Restate each entry word for word, leaving nothing out.

*** PROVIDED RECORDS ***

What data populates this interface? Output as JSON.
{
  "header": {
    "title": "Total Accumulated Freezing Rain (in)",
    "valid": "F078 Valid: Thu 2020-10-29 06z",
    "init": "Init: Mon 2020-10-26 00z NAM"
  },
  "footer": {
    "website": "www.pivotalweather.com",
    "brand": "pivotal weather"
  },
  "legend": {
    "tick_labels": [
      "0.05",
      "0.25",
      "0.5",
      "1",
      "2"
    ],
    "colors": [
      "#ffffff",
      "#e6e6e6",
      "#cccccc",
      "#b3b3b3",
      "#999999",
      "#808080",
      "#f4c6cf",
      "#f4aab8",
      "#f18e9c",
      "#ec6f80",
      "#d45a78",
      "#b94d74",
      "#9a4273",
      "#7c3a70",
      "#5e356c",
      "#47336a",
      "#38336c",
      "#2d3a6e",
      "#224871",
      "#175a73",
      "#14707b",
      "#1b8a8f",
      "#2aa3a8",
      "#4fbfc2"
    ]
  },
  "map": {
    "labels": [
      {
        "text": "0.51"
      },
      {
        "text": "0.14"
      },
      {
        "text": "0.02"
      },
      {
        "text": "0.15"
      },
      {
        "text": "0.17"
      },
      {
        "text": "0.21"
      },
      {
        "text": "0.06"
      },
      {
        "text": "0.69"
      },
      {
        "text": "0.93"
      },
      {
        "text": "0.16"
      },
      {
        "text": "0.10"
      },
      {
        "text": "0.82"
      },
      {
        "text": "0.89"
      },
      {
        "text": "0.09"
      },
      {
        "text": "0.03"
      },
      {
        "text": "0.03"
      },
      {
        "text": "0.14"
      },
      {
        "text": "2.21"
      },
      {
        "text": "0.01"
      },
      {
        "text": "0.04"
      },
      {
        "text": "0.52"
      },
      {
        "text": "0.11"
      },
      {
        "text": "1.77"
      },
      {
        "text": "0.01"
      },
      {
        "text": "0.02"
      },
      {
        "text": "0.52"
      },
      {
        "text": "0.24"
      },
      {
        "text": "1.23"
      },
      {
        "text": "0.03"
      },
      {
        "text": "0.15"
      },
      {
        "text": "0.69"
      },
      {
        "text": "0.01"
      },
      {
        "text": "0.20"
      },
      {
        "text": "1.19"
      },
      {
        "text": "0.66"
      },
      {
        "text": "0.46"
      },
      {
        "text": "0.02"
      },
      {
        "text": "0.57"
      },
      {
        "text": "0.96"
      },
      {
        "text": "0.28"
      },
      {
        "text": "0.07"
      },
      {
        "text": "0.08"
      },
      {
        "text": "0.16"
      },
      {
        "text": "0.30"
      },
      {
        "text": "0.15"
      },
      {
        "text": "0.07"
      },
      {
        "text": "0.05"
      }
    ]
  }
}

***

### EXERCISE ANSWER
What data populates this interface? Output as JSON.
{
  "header": {
    "title": "Total Accumulated Freezing Rain (in)",
    "valid": "F078 Valid: Thu 2020-10-29 06z",
    "init": "Init: Mon 2020-10-26 00z NAM"
  },
  "footer": {
    "website": "www.pivotalweather.com",
    "brand": "pivotal weather"
  },
  "legend": {
    "tick_labels": [
      "0.05",
      "0.25",
      "0.5",
      "1",
      "2"
    ],
    "colors": [
      "#ffffff",
      "#e6e6e6",
      "#cccccc",
      "#b3b3b3",
      "#999999",
      "#808080",
      "#f4c6cf",
      "#f4aab8",
      "#f18e9c",
      "#ec6f80",
      "#d45a78",
      "#b94d74",
      "#9a4273",
      "#7c3a70",
      "#5e356c",
      "#47336a",
      "#38336c",
      "#2d3a6e",
      "#224871",
      "#175a73",
      "#14707b",
      "#1b8a8f",
      "#2aa3a8",
      "#4fbfc2"
    ]
  },
  "map": {
    "labels": [
      {
        "text": "0.51"
      },
      {
        "text": "0.14"
      },
      {
        "text": "0.02"
      },
      {
        "text": "0.15"
      },
      {
        "text": "0.17"
      },
      {
        "text": "0.21"
      },
      {
        "text": "0.06"
      },
      {
        "text": "0.69"
      },
      {
        "text": "0.93"
      },
      {
        "text": "0.16"
      },
      {
        "text": "0.10"
      },
      {
        "text": "0.82"
      },
      {
        "text": "0.89"
      },
      {
        "text": "0.09"
      },
      {
        "text": "0.03"
      },
      {
        "text": "0.03"
      },
      {
        "text": "0.14"
      },
      {
        "text": "2.21"
      },
      {
        "text": "0.01"
      },
      {
        "text": "0.04"
      },
      {
        "text": "0.52"
      },
      {
        "text": "0.11"
      },
      {
        "text": "1.77"
      },
      {
        "text": "0.01"
      },
      {
        "text": "0.02"
      },
      {
        "text": "0.52"
      },
      {
        "text": "0.24"
      },
      {
        "text": "1.23"
      },
      {
        "text": "0.03"
      },
      {
        "text": "0.15"
      },
      {
        "text": "0.69"
      },
      {
        "text": "0.01"
      },
      {
        "text": "0.20"
      },
      {
        "text": "1.19"
      },
      {
        "text": "0.66"
      },
      {
        "text": "0.46"
      },
      {
        "text": "0.02"
      },
      {
        "text": "0.57"
      },
      {
        "text": "0.96"
      },
      {
        "text": "0.28"
      },
      {
        "text": "0.07"
      },
      {
        "text": "0.08"
      },
      {
        "text": "0.16"
      },
      {
        "text": "0.30"
      },
      {
        "text": "0.15"
      },
      {
        "text": "0.07"
      },
      {
        "text": "0.05"
      }
    ]
  }
}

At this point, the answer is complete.